Copy out the entries in full and with complete accuracy; pictures are excluded.

__EXERCISE INPUTS__:

□ □ □ □ □ □ □

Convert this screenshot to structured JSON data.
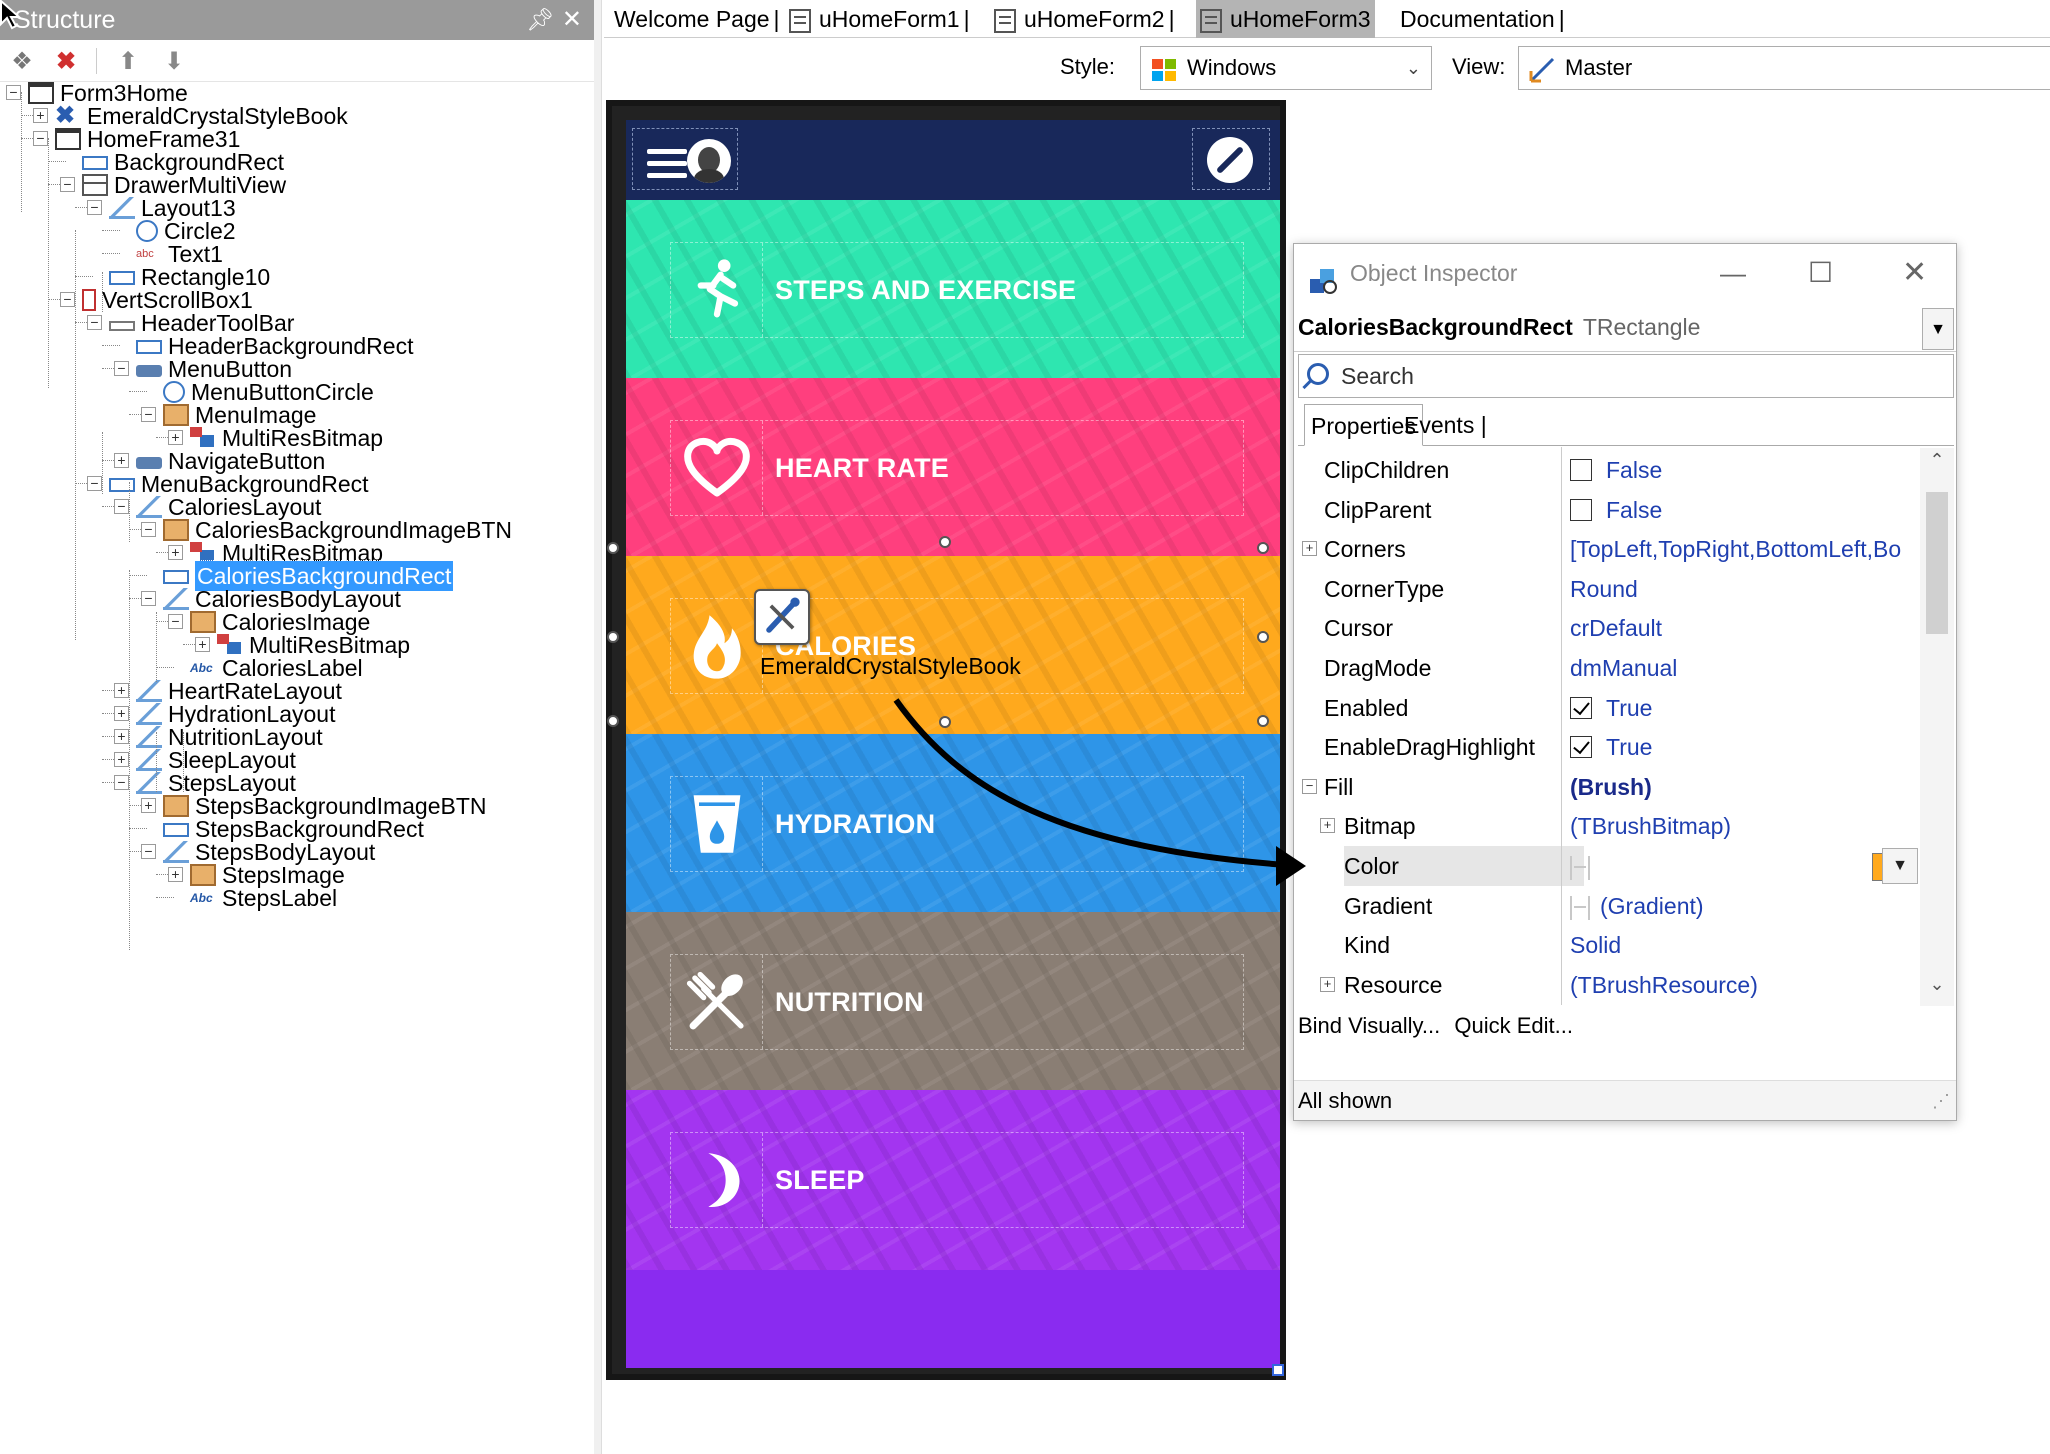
{
  "structure": {
    "title": "Structure",
    "nodes": [
      {
        "label": "Form3Home",
        "icon": "form-icon"
      },
      {
        "label": "EmeraldCrystalStyleBook",
        "icon": "stylebook-icon"
      },
      {
        "label": "HomeFrame31",
        "icon": "frame-icon"
      },
      {
        "label": "BackgroundRect",
        "icon": "rectangle-icon"
      },
      {
        "label": "DrawerMultiView",
        "icon": "multiview-icon"
      },
      {
        "label": "Layout13",
        "icon": "layout-icon"
      },
      {
        "label": "Circle2",
        "icon": "circle-icon"
      },
      {
        "label": "Text1",
        "icon": "text-icon"
      },
      {
        "label": "Rectangle10",
        "icon": "rectangle-icon"
      },
      {
        "label": "VertScrollBox1",
        "icon": "scrollbox-icon"
      },
      {
        "label": "HeaderToolBar",
        "icon": "toolbar-icon"
      },
      {
        "label": "HeaderBackgroundRect",
        "icon": "rectangle-icon"
      },
      {
        "label": "MenuButton",
        "icon": "button-icon"
      },
      {
        "label": "MenuButtonCircle",
        "icon": "circle-icon"
      },
      {
        "label": "MenuImage",
        "icon": "image-icon"
      },
      {
        "label": "MultiResBitmap",
        "icon": "multiresbitmap-icon"
      },
      {
        "label": "NavigateButton",
        "icon": "button-icon"
      },
      {
        "label": "MenuBackgroundRect",
        "icon": "rectangle-icon"
      },
      {
        "label": "CaloriesLayout",
        "icon": "layout-icon"
      },
      {
        "label": "CaloriesBackgroundImageBTN",
        "icon": "image-icon"
      },
      {
        "label": "MultiResBitmap",
        "icon": "multiresbitmap-icon"
      },
      {
        "label": "CaloriesBackgroundRect",
        "icon": "rectangle-icon"
      },
      {
        "label": "CaloriesBodyLayout",
        "icon": "layout-icon"
      },
      {
        "label": "CaloriesImage",
        "icon": "image-icon"
      },
      {
        "label": "MultiResBitmap",
        "icon": "multiresbitmap-icon"
      },
      {
        "label": "CaloriesLabel",
        "icon": "label-icon"
      },
      {
        "label": "HeartRateLayout",
        "icon": "layout-icon"
      },
      {
        "label": "HydrationLayout",
        "icon": "layout-icon"
      },
      {
        "label": "NutritionLayout",
        "icon": "layout-icon"
      },
      {
        "label": "SleepLayout",
        "icon": "layout-icon"
      },
      {
        "label": "StepsLayout",
        "icon": "layout-icon"
      },
      {
        "label": "StepsBackgroundImageBTN",
        "icon": "image-icon"
      },
      {
        "label": "StepsBackgroundRect",
        "icon": "rectangle-icon"
      },
      {
        "label": "StepsBodyLayout",
        "icon": "layout-icon"
      },
      {
        "label": "StepsImage",
        "icon": "image-icon"
      },
      {
        "label": "StepsLabel",
        "icon": "label-icon"
      }
    ],
    "selected_node": "CaloriesBackgroundRect"
  },
  "tabs": [
    {
      "label": "Welcome Page"
    },
    {
      "label": "uHomeForm1"
    },
    {
      "label": "uHomeForm2"
    },
    {
      "label": "uHomeForm3",
      "active": true
    },
    {
      "label": "Documentation"
    }
  ],
  "stylebar": {
    "style_label": "Style:",
    "style_value": "Windows",
    "view_label": "View:",
    "view_value": "Master"
  },
  "app": {
    "bands": [
      {
        "label": "STEPS AND EXERCISE",
        "color": "#2EE6B0",
        "icon": "running-icon"
      },
      {
        "label": "HEART RATE",
        "color": "#FF3F7E",
        "icon": "heart-icon"
      },
      {
        "label": "CALORIES",
        "color": "#FFA91D",
        "icon": "flame-icon"
      },
      {
        "label": "HYDRATION",
        "color": "#2E95E8",
        "icon": "water-glass-icon"
      },
      {
        "label": "NUTRITION",
        "color": "#8A7E74",
        "icon": "fork-knife-icon"
      },
      {
        "label": "SLEEP",
        "color": "#A335F0",
        "icon": "moon-icon"
      }
    ],
    "header_color": "#18285A",
    "bottom_color": "#8A2BF0",
    "drop_label": "EmeraldCrystalStyleBook"
  },
  "inspector": {
    "title": "Object Inspector",
    "object_name": "CaloriesBackgroundRect",
    "object_class": "TRectangle",
    "search_placeholder": "Search",
    "tab_properties": "Properties",
    "tab_events": "Events",
    "properties": [
      {
        "name": "ClipChildren",
        "value": "False",
        "checkbox": "off"
      },
      {
        "name": "ClipParent",
        "value": "False",
        "checkbox": "off"
      },
      {
        "name": "Corners",
        "value": "[TopLeft,TopRight,BottomLeft,Bo",
        "expandable": true
      },
      {
        "name": "CornerType",
        "value": "Round"
      },
      {
        "name": "Cursor",
        "value": "crDefault"
      },
      {
        "name": "DragMode",
        "value": "dmManual"
      },
      {
        "name": "Enabled",
        "value": "True",
        "checkbox": "on"
      },
      {
        "name": "EnableDragHighlight",
        "value": "True",
        "checkbox": "on"
      },
      {
        "name": "Fill",
        "value": "(Brush)",
        "expandable": true,
        "expanded": true,
        "bold": true
      },
      {
        "name": "Bitmap",
        "value": "(TBrushBitmap)",
        "expandable": true,
        "sub": true
      },
      {
        "name": "Color",
        "value": "#FFFFA91D",
        "sub": true,
        "highlight": true,
        "color_swatch": "#FFA91D"
      },
      {
        "name": "Gradient",
        "value": "(Gradient)",
        "sub": true,
        "bracket": true
      },
      {
        "name": "Kind",
        "value": "Solid",
        "sub": true
      },
      {
        "name": "Resource",
        "value": "(TBrushResource)",
        "expandable": true,
        "sub": true
      }
    ],
    "bind_visually": "Bind Visually...",
    "quick_edit": "Quick Edit...",
    "status": "All shown"
  }
}
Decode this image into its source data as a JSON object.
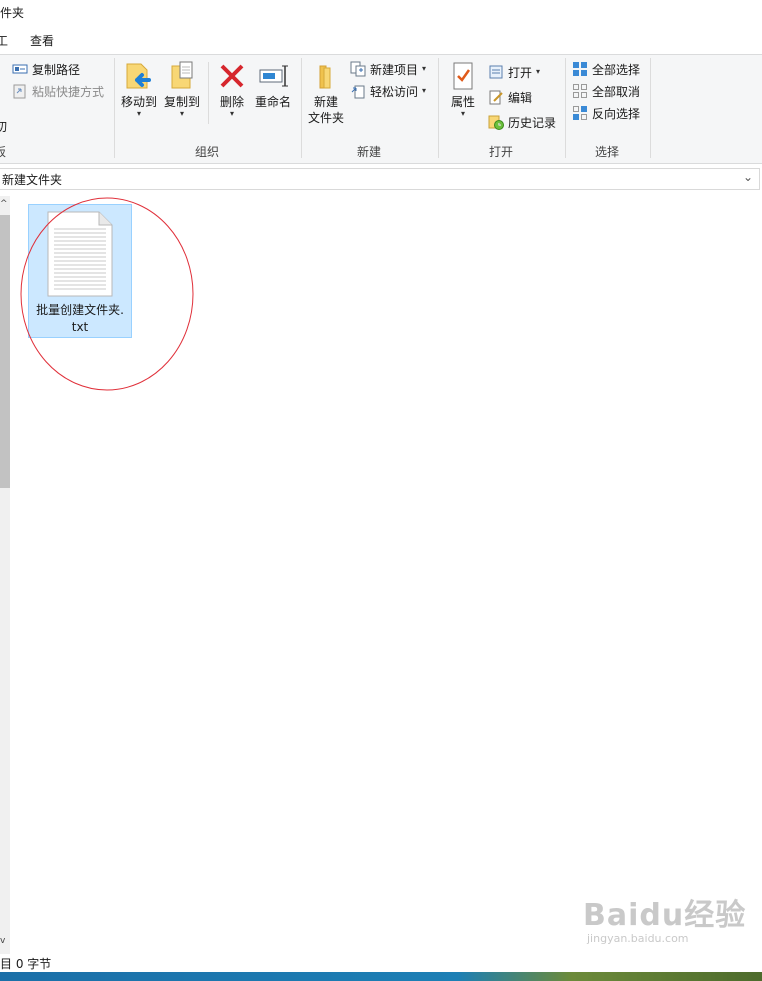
{
  "window": {
    "title": "件夹"
  },
  "menu": {
    "tab_left": "工",
    "tab_view": "查看"
  },
  "ribbon": {
    "clipboard": {
      "copy_path": "复制路径",
      "paste_shortcut": "粘贴快捷方式",
      "cut_partial": "切",
      "label_partial": "板"
    },
    "organize": {
      "label": "组织",
      "move_to": "移动到",
      "copy_to": "复制到",
      "delete": "删除",
      "rename": "重命名"
    },
    "new": {
      "label": "新建",
      "new_folder_line1": "新建",
      "new_folder_line2": "文件夹",
      "new_item": "新建项目",
      "easy_access": "轻松访问"
    },
    "open": {
      "label": "打开",
      "properties": "属性",
      "open": "打开",
      "edit": "编辑",
      "history": "历史记录"
    },
    "select": {
      "label": "选择",
      "select_all": "全部选择",
      "select_none": "全部取消",
      "invert": "反向选择"
    }
  },
  "address": {
    "path": "新建文件夹"
  },
  "file": {
    "name_line1": "批量创建文件夹.",
    "name_line2": "txt"
  },
  "status": {
    "text": "目  0 字节"
  },
  "watermark": {
    "brand": "Baidu经验",
    "url": "jingyan.baidu.com"
  }
}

□ □ □ □ □ □ □

__THE RESULT__:
Convert this screenshot to structured JSON data.
{
  "structure": {
    "title": "Structure",
    "nodes": [
      {
        "label": "Form3Home",
        "icon": "form-icon"
      },
      {
        "label": "EmeraldCrystalStyleBook",
        "icon": "stylebook-icon"
      },
      {
        "label": "HomeFrame31",
        "icon": "frame-icon"
      },
      {
        "label": "BackgroundRect",
        "icon": "rectangle-icon"
      },
      {
        "label": "DrawerMultiView",
        "icon": "multiview-icon"
      },
      {
        "label": "Layout13",
        "icon": "layout-icon"
      },
      {
        "label": "Circle2",
        "icon": "circle-icon"
      },
      {
        "label": "Text1",
        "icon": "text-icon"
      },
      {
        "label": "Rectangle10",
        "icon": "rectangle-icon"
      },
      {
        "label": "VertScrollBox1",
        "icon": "scrollbox-icon"
      },
      {
        "label": "HeaderToolBar",
        "icon": "toolbar-icon"
      },
      {
        "label": "HeaderBackgroundRect",
        "icon": "rectangle-icon"
      },
      {
        "label": "MenuButton",
        "icon": "button-icon"
      },
      {
        "label": "MenuButtonCircle",
        "icon": "circle-icon"
      },
      {
        "label": "MenuImage",
        "icon": "image-icon"
      },
      {
        "label": "MultiResBitmap",
        "icon": "multiresbitmap-icon"
      },
      {
        "label": "NavigateButton",
        "icon": "button-icon"
      },
      {
        "label": "MenuBackgroundRect",
        "icon": "rectangle-icon"
      },
      {
        "label": "CaloriesLayout",
        "icon": "layout-icon"
      },
      {
        "label": "CaloriesBackgroundImageBTN",
        "icon": "image-icon"
      },
      {
        "label": "MultiResBitmap",
        "icon": "multiresbitmap-icon"
      },
      {
        "label": "CaloriesBackgroundRect",
        "icon": "rectangle-icon"
      },
      {
        "label": "CaloriesBodyLayout",
        "icon": "layout-icon"
      },
      {
        "label": "CaloriesImage",
        "icon": "image-icon"
      },
      {
        "label": "MultiResBitmap",
        "icon": "multiresbitmap-icon"
      },
      {
        "label": "CaloriesLabel",
        "icon": "label-icon"
      },
      {
        "label": "HeartRateLayout",
        "icon": "layout-icon"
      },
      {
        "label": "HydrationLayout",
        "icon": "layout-icon"
      },
      {
        "label": "NutritionLayout",
        "icon": "layout-icon"
      },
      {
        "label": "SleepLayout",
        "icon": "layout-icon"
      },
      {
        "label": "StepsLayout",
        "icon": "layout-icon"
      },
      {
        "label": "StepsBackgroundImageBTN",
        "icon": "image-icon"
      },
      {
        "label": "StepsBackgroundRect",
        "icon": "rectangle-icon"
      },
      {
        "label": "StepsBodyLayout",
        "icon": "layout-icon"
      },
      {
        "label": "StepsImage",
        "icon": "image-icon"
      },
      {
        "label": "StepsLabel",
        "icon": "label-icon"
      }
    ],
    "selected_node": "CaloriesBackgroundRect"
  },
  "tabs": [
    {
      "label": "Welcome Page"
    },
    {
      "label": "uHomeForm1"
    },
    {
      "label": "uHomeForm2"
    },
    {
      "label": "uHomeForm3",
      "active": true
    },
    {
      "label": "Documentation"
    }
  ],
  "stylebar": {
    "style_label": "Style:",
    "style_value": "Windows",
    "view_label": "View:",
    "view_value": "Master"
  },
  "app": {
    "bands": [
      {
        "label": "STEPS AND EXERCISE",
        "color": "#2EE6B0",
        "icon": "running-icon"
      },
      {
        "label": "HEART RATE",
        "color": "#FF3F7E",
        "icon": "heart-icon"
      },
      {
        "label": "CALORIES",
        "color": "#FFA91D",
        "icon": "flame-icon"
      },
      {
        "label": "HYDRATION",
        "color": "#2E95E8",
        "icon": "water-glass-icon"
      },
      {
        "label": "NUTRITION",
        "color": "#8A7E74",
        "icon": "fork-knife-icon"
      },
      {
        "label": "SLEEP",
        "color": "#A335F0",
        "icon": "moon-icon"
      }
    ],
    "header_color": "#18285A",
    "bottom_color": "#8A2BF0",
    "drop_label": "EmeraldCrystalStyleBook"
  },
  "inspector": {
    "title": "Object Inspector",
    "object_name": "CaloriesBackgroundRect",
    "object_class": "TRectangle",
    "search_placeholder": "Search",
    "tab_properties": "Properties",
    "tab_events": "Events",
    "properties": [
      {
        "name": "ClipChildren",
        "value": "False",
        "checkbox": "off"
      },
      {
        "name": "ClipParent",
        "value": "False",
        "checkbox": "off"
      },
      {
        "name": "Corners",
        "value": "[TopLeft,TopRight,BottomLeft,Bo",
        "expandable": true
      },
      {
        "name": "CornerType",
        "value": "Round"
      },
      {
        "name": "Cursor",
        "value": "crDefault"
      },
      {
        "name": "DragMode",
        "value": "dmManual"
      },
      {
        "name": "Enabled",
        "value": "True",
        "checkbox": "on"
      },
      {
        "name": "EnableDragHighlight",
        "value": "True",
        "checkbox": "on"
      },
      {
        "name": "Fill",
        "value": "(Brush)",
        "expandable": true,
        "expanded": true,
        "bold": true
      },
      {
        "name": "Bitmap",
        "value": "(TBrushBitmap)",
        "expandable": true,
        "sub": true
      },
      {
        "name": "Color",
        "value": "#FFFFA91D",
        "sub": true,
        "highlight": true,
        "color_swatch": "#FFA91D"
      },
      {
        "name": "Gradient",
        "value": "(Gradient)",
        "sub": true,
        "bracket": true
      },
      {
        "name": "Kind",
        "value": "Solid",
        "sub": true
      },
      {
        "name": "Resource",
        "value": "(TBrushResource)",
        "expandable": true,
        "sub": true
      }
    ],
    "bind_visually": "Bind Visually...",
    "quick_edit": "Quick Edit...",
    "status": "All shown"
  }
}
Decode this image into its source data as a JSON object.
{
  "window": {
    "title": "件夹"
  },
  "menu": {
    "tab_left": "工",
    "tab_view": "查看"
  },
  "ribbon": {
    "clipboard": {
      "copy_path": "复制路径",
      "paste_shortcut": "粘贴快捷方式",
      "cut_partial": "切",
      "label_partial": "板"
    },
    "organize": {
      "label": "组织",
      "move_to": "移动到",
      "copy_to": "复制到",
      "delete": "删除",
      "rename": "重命名"
    },
    "new": {
      "label": "新建",
      "new_folder_line1": "新建",
      "new_folder_line2": "文件夹",
      "new_item": "新建项目",
      "easy_access": "轻松访问"
    },
    "open": {
      "label": "打开",
      "properties": "属性",
      "open": "打开",
      "edit": "编辑",
      "history": "历史记录"
    },
    "select": {
      "label": "选择",
      "select_all": "全部选择",
      "select_none": "全部取消",
      "invert": "反向选择"
    }
  },
  "address": {
    "path": "新建文件夹"
  },
  "file": {
    "name_line1": "批量创建文件夹.",
    "name_line2": "txt"
  },
  "status": {
    "text": "目  0 字节"
  },
  "watermark": {
    "brand": "Baidu经验",
    "url": "jingyan.baidu.com"
  }
}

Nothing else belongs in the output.